-- begin Entries supplied --
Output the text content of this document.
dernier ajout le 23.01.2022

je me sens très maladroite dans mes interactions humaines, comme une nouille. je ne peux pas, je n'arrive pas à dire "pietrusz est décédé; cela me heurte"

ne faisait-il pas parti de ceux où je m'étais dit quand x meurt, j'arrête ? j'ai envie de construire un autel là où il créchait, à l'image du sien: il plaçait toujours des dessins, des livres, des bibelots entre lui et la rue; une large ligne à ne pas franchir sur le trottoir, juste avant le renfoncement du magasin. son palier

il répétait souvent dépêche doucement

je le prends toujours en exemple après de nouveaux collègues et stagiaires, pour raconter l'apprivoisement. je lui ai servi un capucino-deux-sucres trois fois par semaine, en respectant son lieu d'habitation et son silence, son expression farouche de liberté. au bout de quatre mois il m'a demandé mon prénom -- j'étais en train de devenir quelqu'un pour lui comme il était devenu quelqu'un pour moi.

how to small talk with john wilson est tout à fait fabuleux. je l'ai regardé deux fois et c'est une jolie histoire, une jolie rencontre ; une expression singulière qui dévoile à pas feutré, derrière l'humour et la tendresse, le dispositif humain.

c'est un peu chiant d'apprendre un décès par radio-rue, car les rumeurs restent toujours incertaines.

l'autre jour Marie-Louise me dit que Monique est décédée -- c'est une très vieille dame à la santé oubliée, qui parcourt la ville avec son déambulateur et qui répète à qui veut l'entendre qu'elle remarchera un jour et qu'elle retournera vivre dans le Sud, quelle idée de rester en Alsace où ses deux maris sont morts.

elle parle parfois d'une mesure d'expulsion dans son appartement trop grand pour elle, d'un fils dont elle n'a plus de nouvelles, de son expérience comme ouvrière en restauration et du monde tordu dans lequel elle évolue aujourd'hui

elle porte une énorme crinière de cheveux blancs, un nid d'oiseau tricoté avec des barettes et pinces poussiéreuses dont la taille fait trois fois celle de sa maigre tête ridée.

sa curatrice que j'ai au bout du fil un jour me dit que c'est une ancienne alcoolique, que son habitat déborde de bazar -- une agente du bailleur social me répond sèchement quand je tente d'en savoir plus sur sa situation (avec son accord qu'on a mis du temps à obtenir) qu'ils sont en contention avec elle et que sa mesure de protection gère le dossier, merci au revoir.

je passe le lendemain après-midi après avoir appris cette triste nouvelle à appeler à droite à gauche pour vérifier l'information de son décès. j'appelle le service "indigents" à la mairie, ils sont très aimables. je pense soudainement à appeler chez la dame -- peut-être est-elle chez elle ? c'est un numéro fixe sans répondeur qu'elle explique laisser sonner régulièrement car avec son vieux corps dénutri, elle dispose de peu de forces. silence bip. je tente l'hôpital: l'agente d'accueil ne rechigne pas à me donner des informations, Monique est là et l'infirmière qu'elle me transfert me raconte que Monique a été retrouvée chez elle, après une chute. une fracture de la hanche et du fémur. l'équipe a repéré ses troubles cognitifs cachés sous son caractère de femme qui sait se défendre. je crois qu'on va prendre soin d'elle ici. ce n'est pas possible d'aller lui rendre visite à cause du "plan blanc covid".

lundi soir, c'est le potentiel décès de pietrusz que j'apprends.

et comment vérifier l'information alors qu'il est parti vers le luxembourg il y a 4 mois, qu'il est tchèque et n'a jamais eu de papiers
-- end Entries supplied --
-- begin Entries supplied --
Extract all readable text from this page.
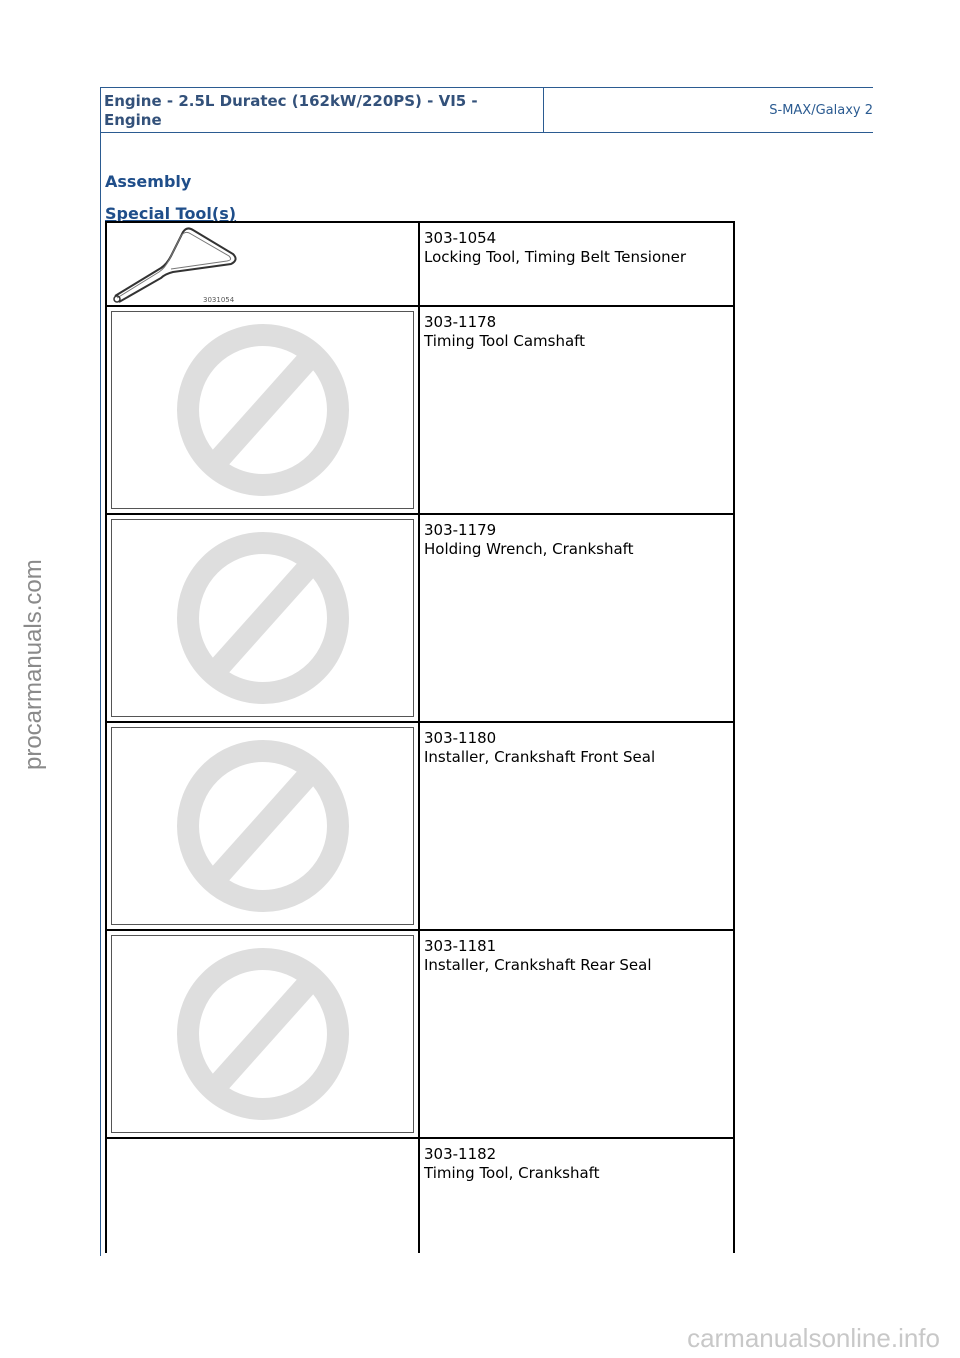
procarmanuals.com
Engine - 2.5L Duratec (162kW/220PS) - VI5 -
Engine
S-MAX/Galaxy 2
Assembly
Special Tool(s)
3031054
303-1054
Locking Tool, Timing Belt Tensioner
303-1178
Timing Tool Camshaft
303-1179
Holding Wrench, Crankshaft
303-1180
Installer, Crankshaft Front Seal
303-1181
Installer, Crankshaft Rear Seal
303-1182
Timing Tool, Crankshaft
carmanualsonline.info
-- end Entries supplied --
Read the data above. Pull out each line in which the string "this" appears.

Output the text content of this document.
Extract all readable text from this page.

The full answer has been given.